WHAT IS REQUIRED: Repeat the lines below exactly as they appear, but leave out the images.

## BEGIN

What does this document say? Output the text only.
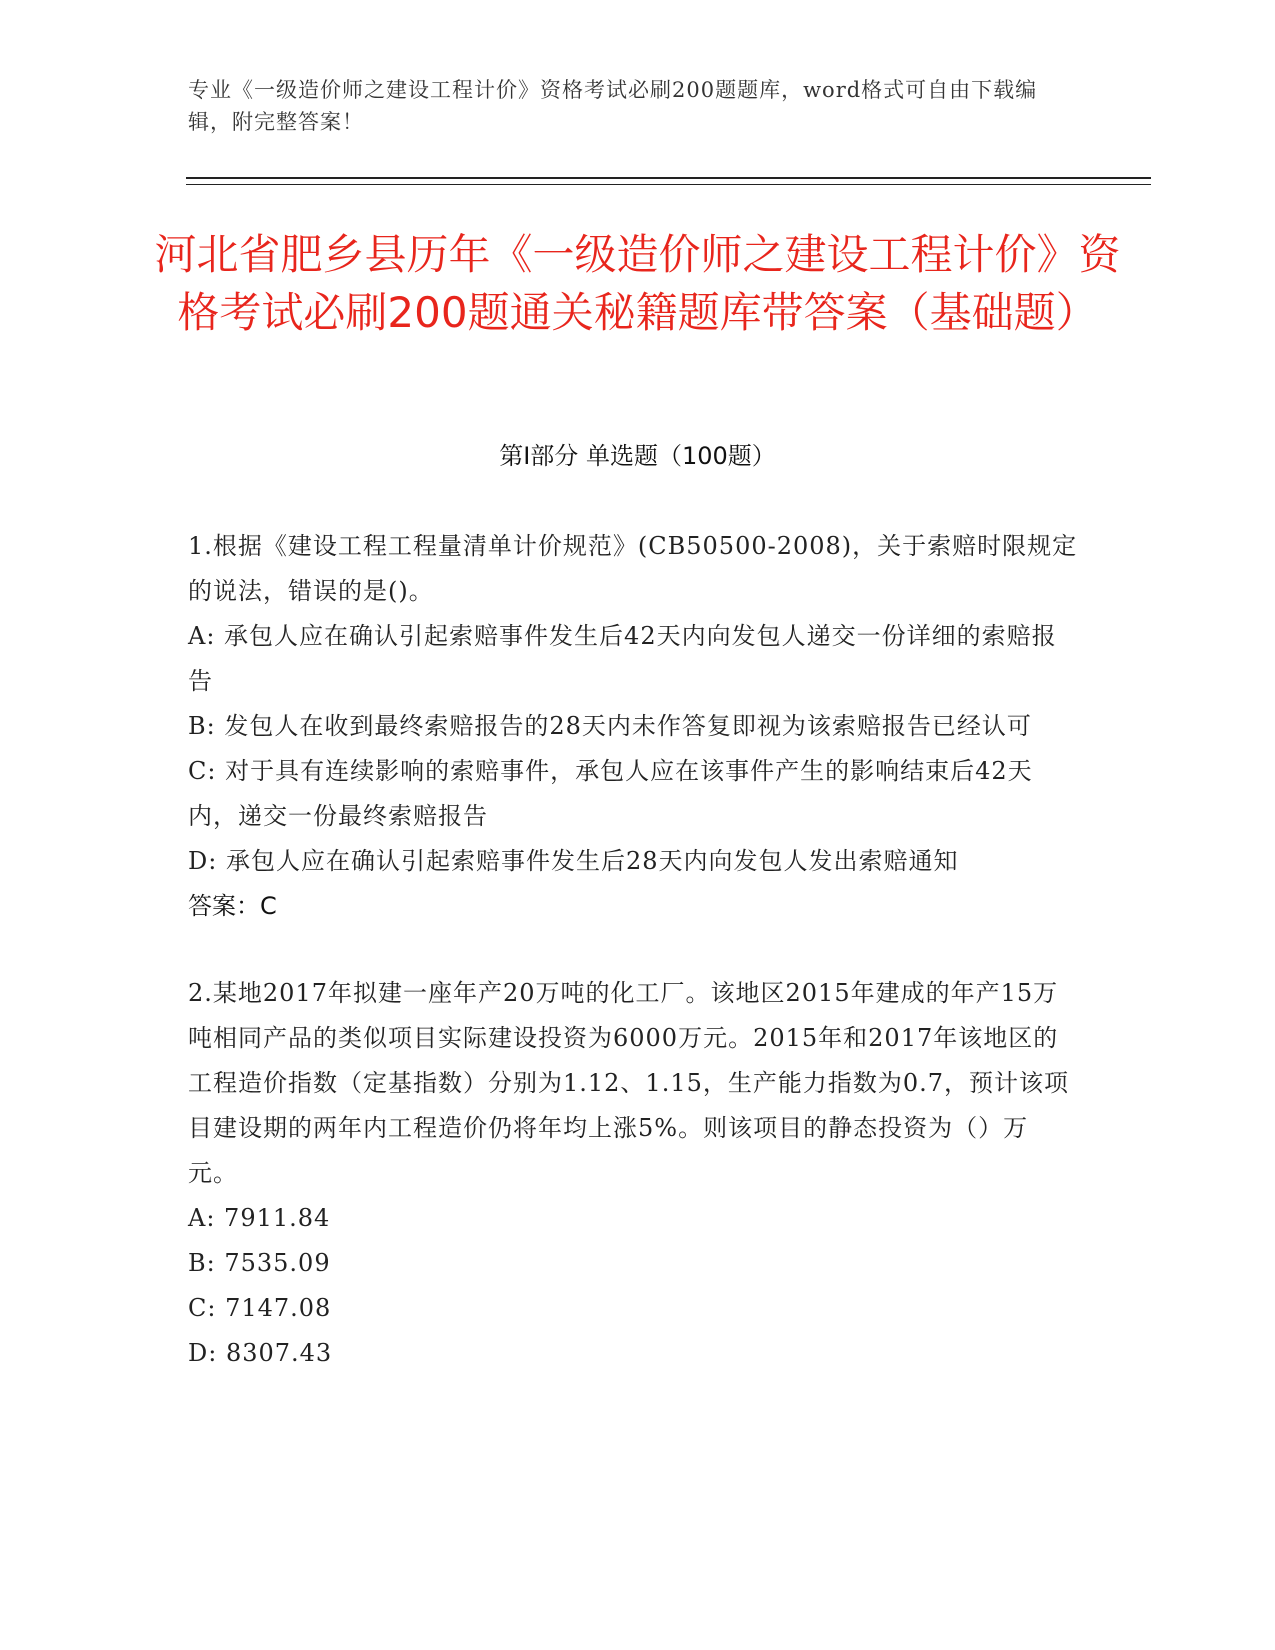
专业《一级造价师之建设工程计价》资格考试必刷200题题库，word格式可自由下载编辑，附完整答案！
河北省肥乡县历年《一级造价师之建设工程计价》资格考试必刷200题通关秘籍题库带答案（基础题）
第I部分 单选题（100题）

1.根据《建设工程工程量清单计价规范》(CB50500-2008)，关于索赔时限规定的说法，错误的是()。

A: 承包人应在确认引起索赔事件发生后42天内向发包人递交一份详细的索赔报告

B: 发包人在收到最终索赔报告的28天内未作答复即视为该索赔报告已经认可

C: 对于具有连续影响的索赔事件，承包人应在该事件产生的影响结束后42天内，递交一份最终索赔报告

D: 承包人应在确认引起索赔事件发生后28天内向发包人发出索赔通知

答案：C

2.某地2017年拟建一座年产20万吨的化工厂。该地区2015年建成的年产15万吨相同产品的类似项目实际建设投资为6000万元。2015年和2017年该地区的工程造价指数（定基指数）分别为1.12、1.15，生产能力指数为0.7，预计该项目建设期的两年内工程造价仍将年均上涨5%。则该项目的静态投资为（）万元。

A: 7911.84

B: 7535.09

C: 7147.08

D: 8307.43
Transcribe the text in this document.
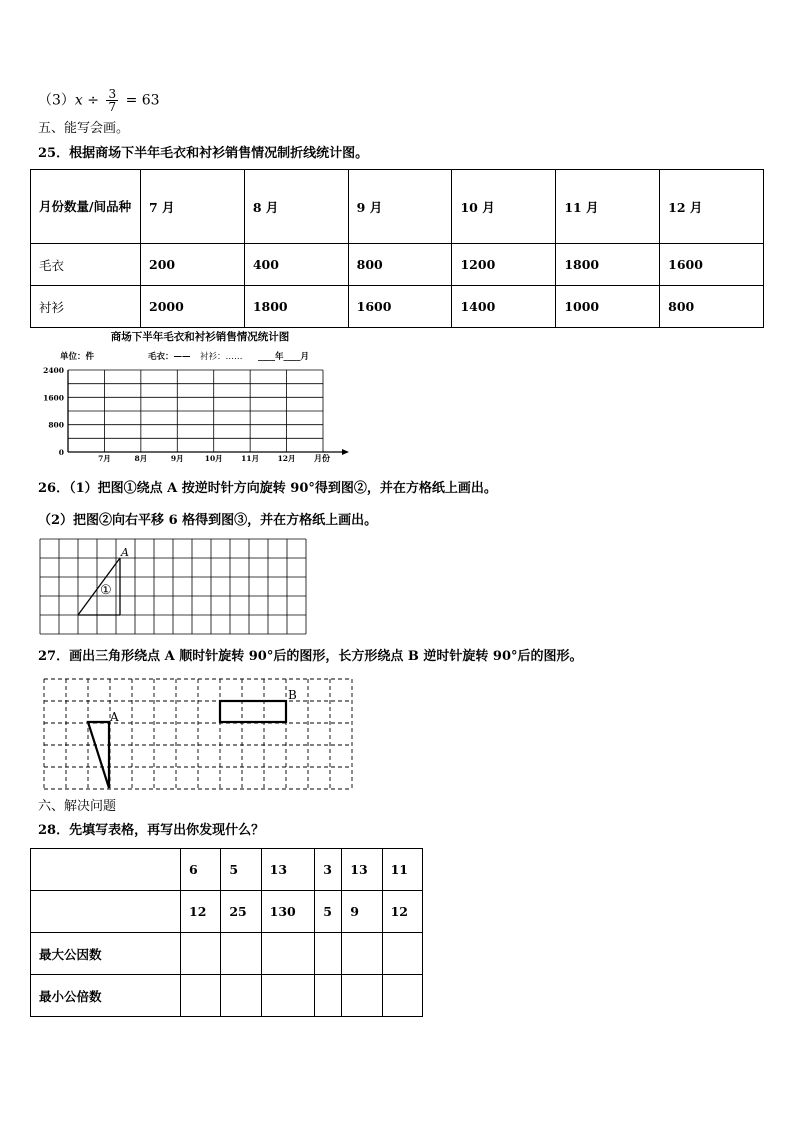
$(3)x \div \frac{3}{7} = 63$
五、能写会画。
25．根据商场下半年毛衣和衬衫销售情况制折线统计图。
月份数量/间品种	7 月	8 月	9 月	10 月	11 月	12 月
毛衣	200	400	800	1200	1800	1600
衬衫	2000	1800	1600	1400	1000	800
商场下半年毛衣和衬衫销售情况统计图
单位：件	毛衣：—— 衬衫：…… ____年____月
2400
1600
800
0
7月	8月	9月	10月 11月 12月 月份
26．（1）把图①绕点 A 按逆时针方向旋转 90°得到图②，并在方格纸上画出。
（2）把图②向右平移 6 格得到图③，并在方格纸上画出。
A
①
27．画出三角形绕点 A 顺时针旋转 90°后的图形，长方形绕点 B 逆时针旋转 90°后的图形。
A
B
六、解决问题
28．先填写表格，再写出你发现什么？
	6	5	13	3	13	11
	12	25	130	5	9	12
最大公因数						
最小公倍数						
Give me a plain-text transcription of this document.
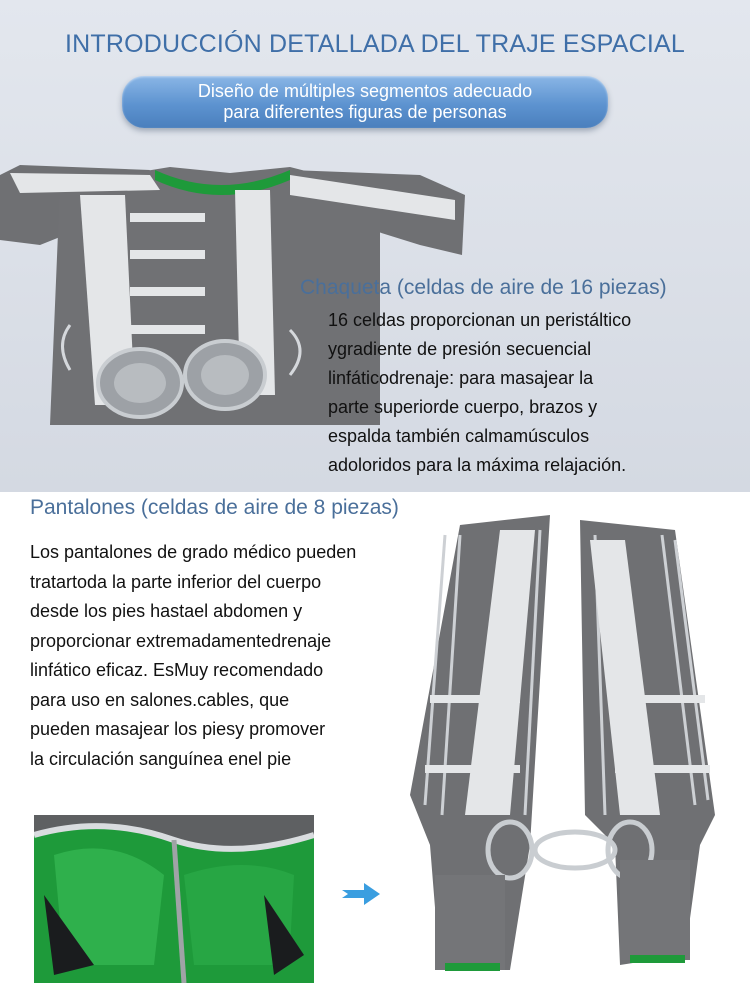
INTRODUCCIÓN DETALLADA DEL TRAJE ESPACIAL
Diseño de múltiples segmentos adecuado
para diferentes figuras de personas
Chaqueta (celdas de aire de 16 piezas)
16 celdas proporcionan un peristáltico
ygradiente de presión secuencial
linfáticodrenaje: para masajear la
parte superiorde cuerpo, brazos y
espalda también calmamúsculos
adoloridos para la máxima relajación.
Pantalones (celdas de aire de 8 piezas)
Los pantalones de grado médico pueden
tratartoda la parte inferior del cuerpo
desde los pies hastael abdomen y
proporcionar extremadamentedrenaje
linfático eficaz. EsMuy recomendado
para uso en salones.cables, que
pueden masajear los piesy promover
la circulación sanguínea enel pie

## END

IN RESPONSE:
What does this document say? Output the text only.
专业《一级造价师之建设工程计价》资格考试必刷200题题库，word格式可自由下载编辑，附完整答案！
河北省肥乡县历年《一级造价师之建设工程计价》资格考试必刷200题通关秘籍题库带答案（基础题）
第I部分 单选题（100题）

1.根据《建设工程工程量清单计价规范》(CB50500-2008)，关于索赔时限规定的说法，错误的是()。

A: 承包人应在确认引起索赔事件发生后42天内向发包人递交一份详细的索赔报告

B: 发包人在收到最终索赔报告的28天内未作答复即视为该索赔报告已经认可

C: 对于具有连续影响的索赔事件，承包人应在该事件产生的影响结束后42天内，递交一份最终索赔报告

D: 承包人应在确认引起索赔事件发生后28天内向发包人发出索赔通知

答案：C

2.某地2017年拟建一座年产20万吨的化工厂。该地区2015年建成的年产15万吨相同产品的类似项目实际建设投资为6000万元。2015年和2017年该地区的工程造价指数（定基指数）分别为1.12、1.15，生产能力指数为0.7，预计该项目建设期的两年内工程造价仍将年均上涨5%。则该项目的静态投资为（）万元。

A: 7911.84

B: 7535.09

C: 7147.08

D: 8307.43
Transcribe the text in this document.
$(3)x \div \frac{3}{7} = 63$
五、能写会画。
25．根据商场下半年毛衣和衬衫销售情况制折线统计图。
月份数量/间品种	7 月	8 月	9 月	10 月	11 月	12 月
毛衣	200	400	800	1200	1800	1600
衬衫	2000	1800	1600	1400	1000	800
商场下半年毛衣和衬衫销售情况统计图
单位：件	毛衣：—— 衬衫：…… ____年____月
2400
1600
800
0
7月	8月	9月	10月 11月 12月 月份
26．（1）把图①绕点 A 按逆时针方向旋转 90°得到图②，并在方格纸上画出。
（2）把图②向右平移 6 格得到图③，并在方格纸上画出。
A
①
27．画出三角形绕点 A 顺时针旋转 90°后的图形，长方形绕点 B 逆时针旋转 90°后的图形。
A
B
六、解决问题
28．先填写表格，再写出你发现什么？
	6	5	13	3	13	11
	12	25	130	5	9	12
最大公因数						
最小公倍数						
Give me a plain-text transcription of this document.
INTRODUCCIÓN DETALLADA DEL TRAJE ESPACIAL
Diseño de múltiples segmentos adecuado
para diferentes figuras de personas
Chaqueta (celdas de aire de 16 piezas)
16 celdas proporcionan un peristáltico
ygradiente de presión secuencial
linfáticodrenaje: para masajear la
parte superiorde cuerpo, brazos y
espalda también calmamúsculos
adoloridos para la máxima relajación.
Pantalones (celdas de aire de 8 piezas)
Los pantalones de grado médico pueden
tratartoda la parte inferior del cuerpo
desde los pies hastael abdomen y
proporcionar extremadamentedrenaje
linfático eficaz. EsMuy recomendado
para uso en salones.cables, que
pueden masajear los piesy promover
la circulación sanguínea enel pie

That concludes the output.